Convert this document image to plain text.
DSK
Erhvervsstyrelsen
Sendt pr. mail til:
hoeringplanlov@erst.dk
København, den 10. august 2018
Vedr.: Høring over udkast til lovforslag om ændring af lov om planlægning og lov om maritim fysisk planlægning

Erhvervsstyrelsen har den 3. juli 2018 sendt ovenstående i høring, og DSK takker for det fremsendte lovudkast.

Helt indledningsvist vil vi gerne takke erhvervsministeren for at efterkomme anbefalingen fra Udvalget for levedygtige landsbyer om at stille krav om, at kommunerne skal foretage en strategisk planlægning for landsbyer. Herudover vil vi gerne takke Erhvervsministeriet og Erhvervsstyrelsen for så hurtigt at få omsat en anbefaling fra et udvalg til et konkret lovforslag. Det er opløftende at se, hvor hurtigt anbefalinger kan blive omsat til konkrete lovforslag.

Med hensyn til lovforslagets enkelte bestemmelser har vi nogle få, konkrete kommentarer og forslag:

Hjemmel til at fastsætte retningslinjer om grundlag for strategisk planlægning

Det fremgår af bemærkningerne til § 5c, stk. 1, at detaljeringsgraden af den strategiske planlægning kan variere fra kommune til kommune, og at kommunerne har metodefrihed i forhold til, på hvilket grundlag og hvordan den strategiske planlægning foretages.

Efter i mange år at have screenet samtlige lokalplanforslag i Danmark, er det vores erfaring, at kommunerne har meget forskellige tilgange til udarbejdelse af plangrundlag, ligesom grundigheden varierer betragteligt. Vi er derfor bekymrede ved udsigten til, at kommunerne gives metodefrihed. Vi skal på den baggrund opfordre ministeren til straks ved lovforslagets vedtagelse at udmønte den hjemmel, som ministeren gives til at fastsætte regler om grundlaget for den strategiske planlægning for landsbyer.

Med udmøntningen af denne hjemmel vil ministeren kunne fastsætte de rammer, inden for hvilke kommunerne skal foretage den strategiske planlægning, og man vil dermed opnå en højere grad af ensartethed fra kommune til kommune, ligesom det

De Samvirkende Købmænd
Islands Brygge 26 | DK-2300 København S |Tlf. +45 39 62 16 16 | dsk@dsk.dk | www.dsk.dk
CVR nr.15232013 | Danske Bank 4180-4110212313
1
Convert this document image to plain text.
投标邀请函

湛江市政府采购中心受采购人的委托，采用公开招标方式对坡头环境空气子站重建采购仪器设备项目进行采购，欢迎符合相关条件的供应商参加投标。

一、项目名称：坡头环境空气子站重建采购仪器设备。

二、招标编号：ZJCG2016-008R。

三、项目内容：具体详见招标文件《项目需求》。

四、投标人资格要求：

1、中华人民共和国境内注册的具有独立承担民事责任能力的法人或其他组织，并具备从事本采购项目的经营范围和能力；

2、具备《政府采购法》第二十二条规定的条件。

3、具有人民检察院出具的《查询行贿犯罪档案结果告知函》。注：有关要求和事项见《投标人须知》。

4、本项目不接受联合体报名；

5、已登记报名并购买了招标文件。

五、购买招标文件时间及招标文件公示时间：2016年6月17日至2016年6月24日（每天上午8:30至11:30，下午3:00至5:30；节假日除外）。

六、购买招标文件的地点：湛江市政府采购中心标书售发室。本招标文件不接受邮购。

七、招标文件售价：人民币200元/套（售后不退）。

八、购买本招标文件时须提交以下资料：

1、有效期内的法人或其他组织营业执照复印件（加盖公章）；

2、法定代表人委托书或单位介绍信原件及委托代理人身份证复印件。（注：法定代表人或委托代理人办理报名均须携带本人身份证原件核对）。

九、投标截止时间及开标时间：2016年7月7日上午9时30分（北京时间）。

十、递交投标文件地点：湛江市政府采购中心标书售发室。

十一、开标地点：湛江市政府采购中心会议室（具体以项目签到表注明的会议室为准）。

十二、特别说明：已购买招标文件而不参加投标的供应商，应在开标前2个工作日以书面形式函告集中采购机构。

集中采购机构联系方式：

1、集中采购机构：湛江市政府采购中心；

* * * * *

» AIM:
Look through the data above. Find each line with the string "skal" and copy it.

» EXERCISE ANSWER:
Helt indledningsvist vil vi gerne takke erhvervsministeren for at efterkomme anbefalingen fra Udvalget for levedygtige landsbyer om at stille krav om, at kommunerne skal foretage en strategisk planlægning for landsbyer. Herudover vil vi gerne takke Erhvervsministeriet og Erhvervsstyrelsen for så hurtigt at få omsat en anbefaling fra et udvalg til et konkret lovforslag. Det er opløftende at se, hvor hurtigt anbefalinger kan blive omsat til konkrete lovforslag.
Efter i mange år at have screenet samtlige lokalplanforslag i Danmark, er det vores erfaring, at kommunerne har meget forskellige tilgange til udarbejdelse af plangrundlag, ligesom grundigheden varierer betragteligt. Vi er derfor bekymrede ved udsigten til, at kommunerne gives metodefrihed. Vi skal på den baggrund opfordre ministeren til straks ved lovforslagets vedtagelse at udmønte den hjemmel, som ministeren gives til at fastsætte regler om grundlaget for den strategiske planlægning for landsbyer.
Med udmøntningen af denne hjemmel vil ministeren kunne fastsætte de rammer, inden for hvilke kommunerne skal foretage den strategiske planlægning, og man vil dermed opnå en højere grad af ensartethed fra kommune til kommune, ligesom det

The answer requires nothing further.